● **WRITTEN EXERCISE**:
All lines below must be repeated exactly, with the pictures omitted.
• • •
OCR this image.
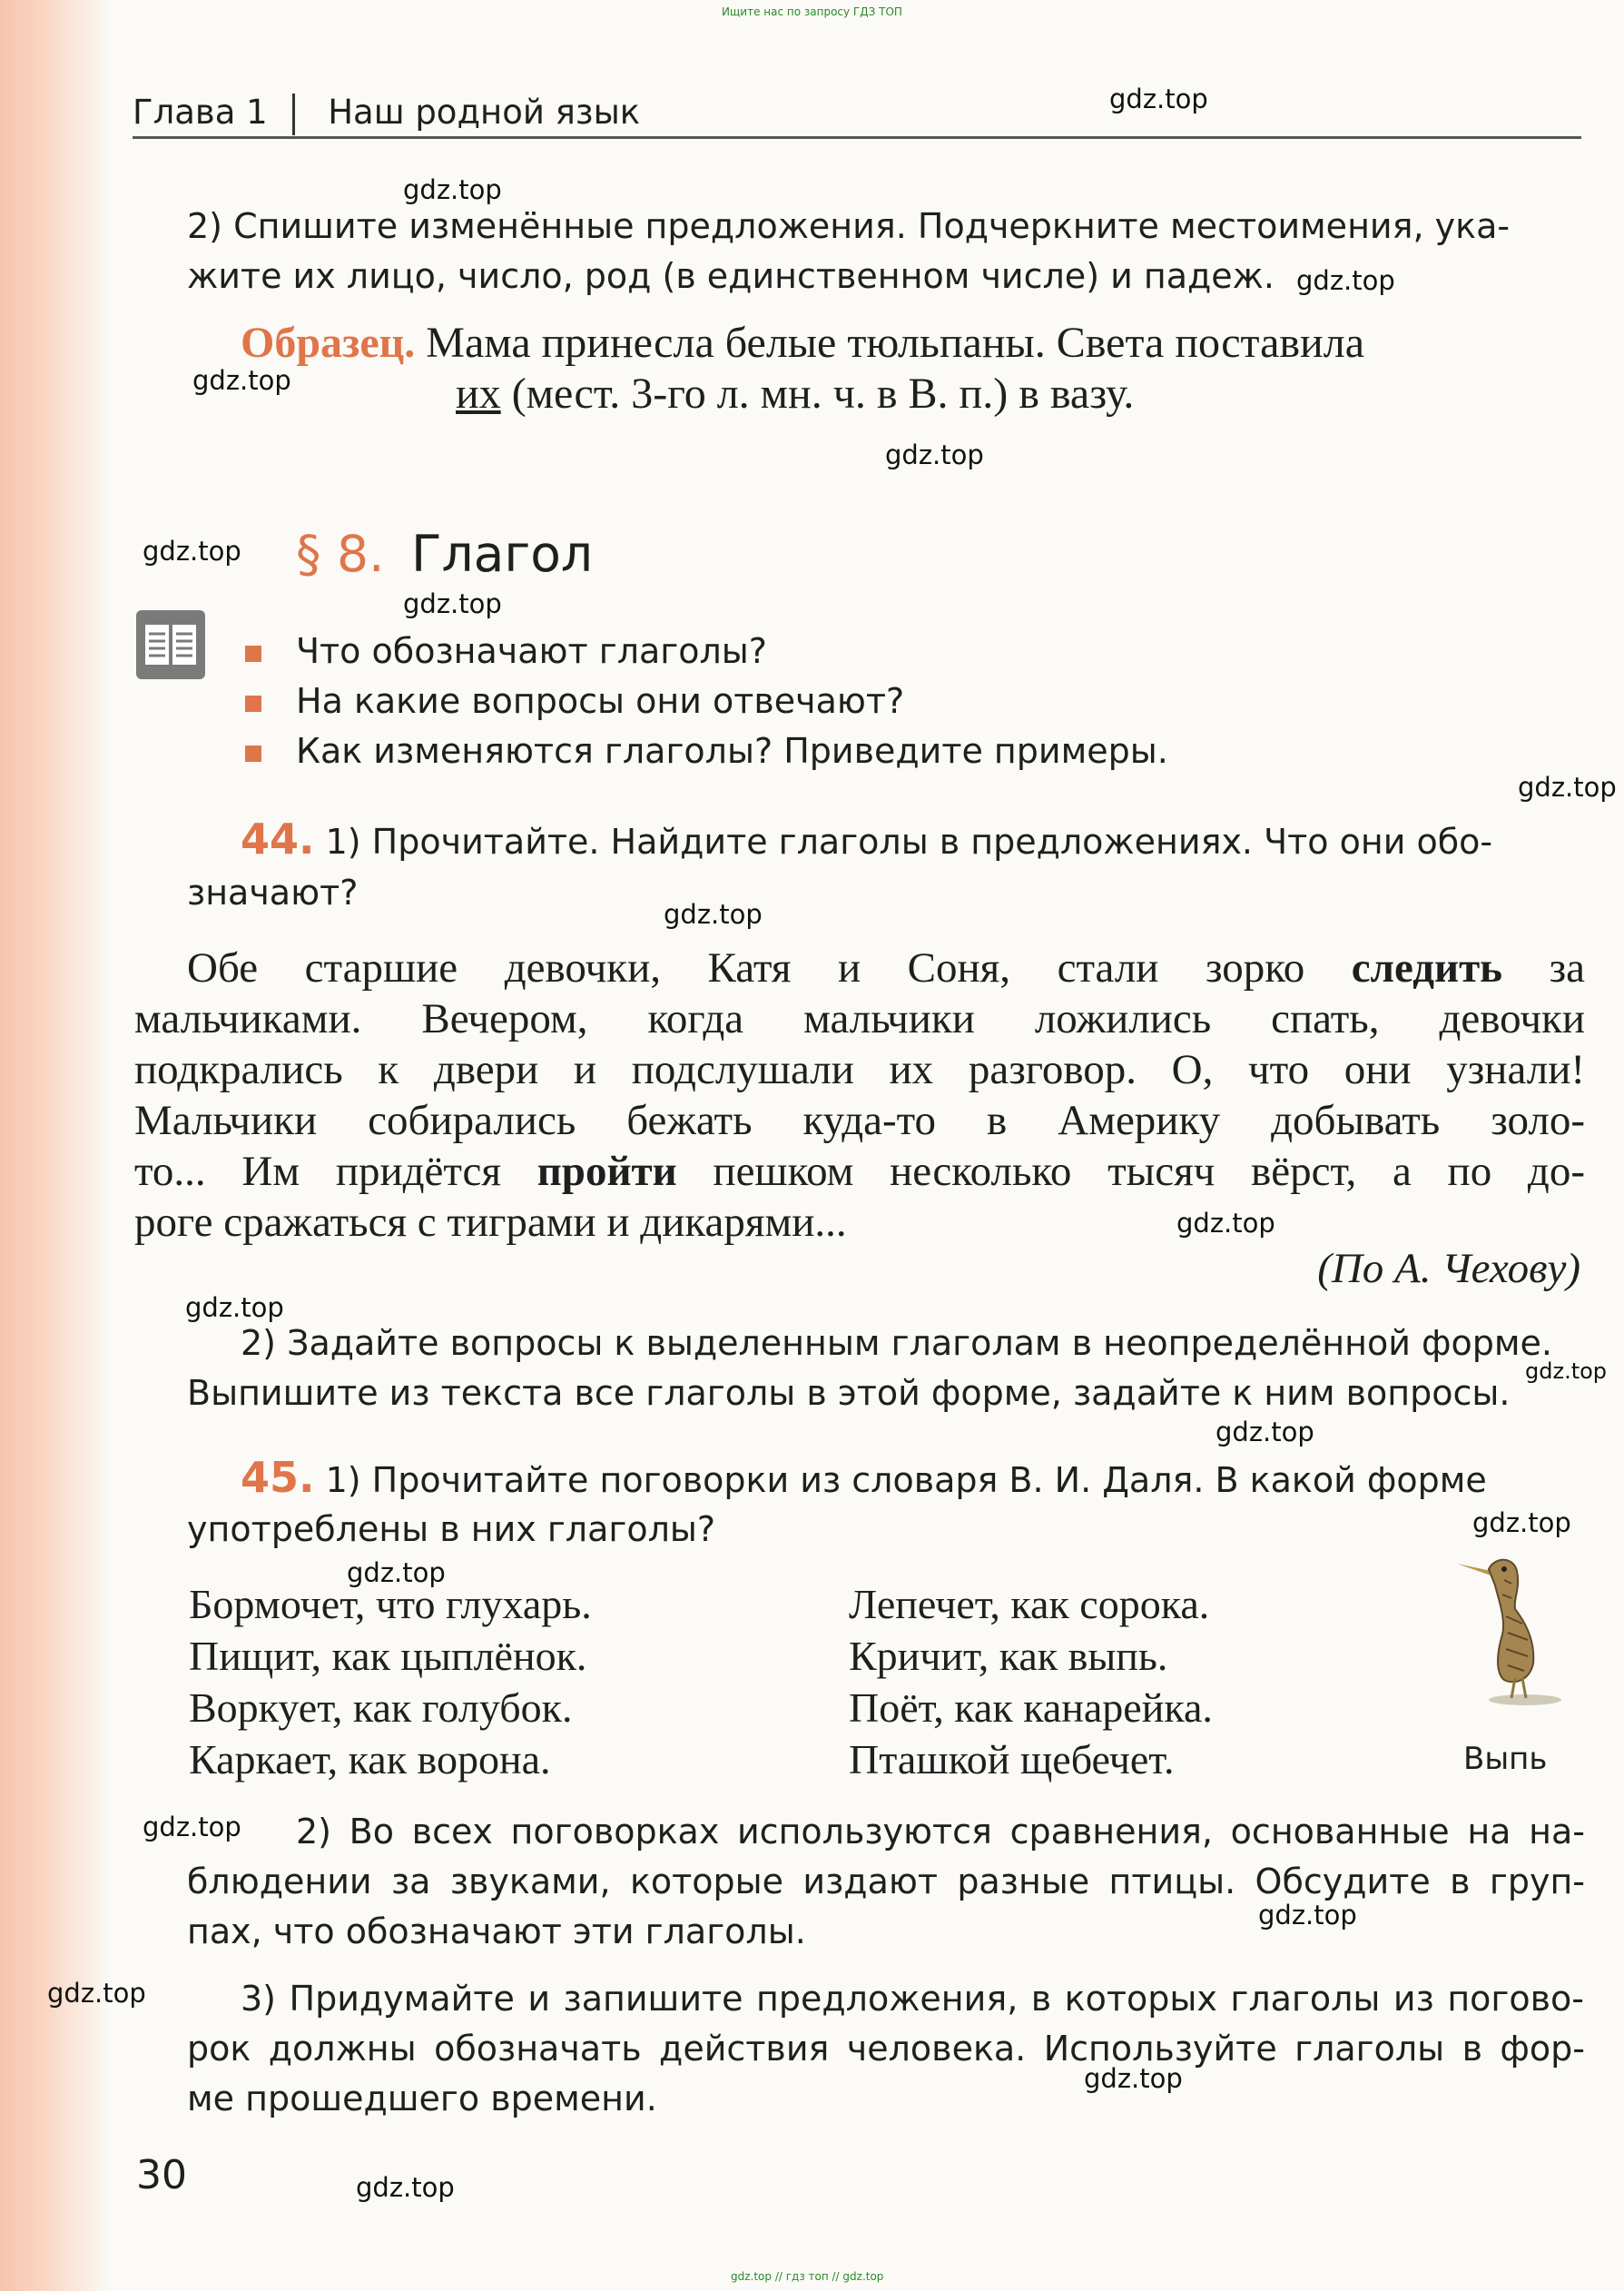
Ищите нас по запросу ГДЗ ТОП
gdz.top // гдз топ // gdz.top
Глава 1 Наш родной язык
2) Спишите изменённые предложения. Подчеркните местоимения, ука-
жите их лицо, число, род (в единственном числе) и падеж.
Образец. Мама принесла белые тюльпаны. Света поставила
их (мест. 3-го л. мн. ч. в В. п.) в вазу.
§ 8. Глагол
Что обозначают глаголы?
На какие вопросы они отвечают?
Как изменяются глаголы? Приведите примеры.
44. 1) Прочитайте. Найдите глаголы в предложениях. Что они обо-
значают?
Обе старшие девочки, Катя и Соня, стали зорко следить за
мальчиками. Вечером, когда мальчики ложились спать, девочки
подкрались к двери и подслушали их разговор. О, что они узнали!
Мальчики собирались бежать куда-то в Америку добывать золо-
то... Им придётся пройти пешком несколько тысяч вёрст, а по до-
роге сражаться с тиграми и дикарями...
(По А. Чехову)
2) Задайте вопросы к выделенным глаголам в неопределённой форме.
Выпишите из текста все глаголы в этой форме, задайте к ним вопросы.
45. 1) Прочитайте поговорки из словаря В. И. Даля. В какой форме
употреблены в них глаголы?
Бормочет, что глухарь.
Пищит, как цыплёнок.
Воркует, как голубок.
Каркает, как ворона.
Лепечет, как сорока.
Кричит, как выпь.
Поёт, как канарейка.
Пташкой щебечет.	Выпь
2) Во всех поговорках используются сравнения, основанные на на-
блюдении за звуками, которые издают разные птицы. Обсудите в груп-
пах, что обозначают эти глаголы.
3) Придумайте и запишите предложения, в которых глаголы из погово-
рок должны обозначать действия человека. Используйте глаголы в фор-
ме прошедшего времени.
30
gdz.top
gdz.top
gdz.top
gdz.top
gdz.top
gdz.top
gdz.top
gdz.top
gdz.top
gdz.top
gdz.top
gdz.top
gdz.top
gdz.top
gdz.top
gdz.top
gdz.top
gdz.top
gdz.top
gdz.top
• • •
● **ANSWER IN FULL**:
OCR this image.
Ищите нас по запросу ГДЗ ТОП
gdz.top // гдз топ // gdz.top
Глава 1 Наш родной язык
2) Спишите изменённые предложения. Подчеркните местоимения, ука-
жите их лицо, число, род (в единственном числе) и падеж.
Образец. Мама принесла белые тюльпаны. Света поставила
их (мест. 3-го л. мн. ч. в В. п.) в вазу.
§ 8. Глагол
Что обозначают глаголы?
На какие вопросы они отвечают?
Как изменяются глаголы? Приведите примеры.
44. 1) Прочитайте. Найдите глаголы в предложениях. Что они обо-
значают?
Обе старшие девочки, Катя и Соня, стали зорко следить за
мальчиками. Вечером, когда мальчики ложились спать, девочки
подкрались к двери и подслушали их разговор. О, что они узнали!
Мальчики собирались бежать куда-то в Америку добывать золо-
то... Им придётся пройти пешком несколько тысяч вёрст, а по до-
роге сражаться с тиграми и дикарями...
(По А. Чехову)
2) Задайте вопросы к выделенным глаголам в неопределённой форме.
Выпишите из текста все глаголы в этой форме, задайте к ним вопросы.
45. 1) Прочитайте поговорки из словаря В. И. Даля. В какой форме
употреблены в них глаголы?
Бормочет, что глухарь.
Пищит, как цыплёнок.
Воркует, как голубок.
Каркает, как ворона.
Лепечет, как сорока.
Кричит, как выпь.
Поёт, как канарейка.
Пташкой щебечет.	Выпь
2) Во всех поговорках используются сравнения, основанные на на-
блюдении за звуками, которые издают разные птицы. Обсудите в груп-
пах, что обозначают эти глаголы.
3) Придумайте и запишите предложения, в которых глаголы из погово-
рок должны обозначать действия человека. Используйте глаголы в фор-
ме прошедшего времени.
30
gdz.top
gdz.top
gdz.top
gdz.top
gdz.top
gdz.top
gdz.top
gdz.top
gdz.top
gdz.top
gdz.top
gdz.top
gdz.top
gdz.top
gdz.top
gdz.top
gdz.top
gdz.top
gdz.top
gdz.top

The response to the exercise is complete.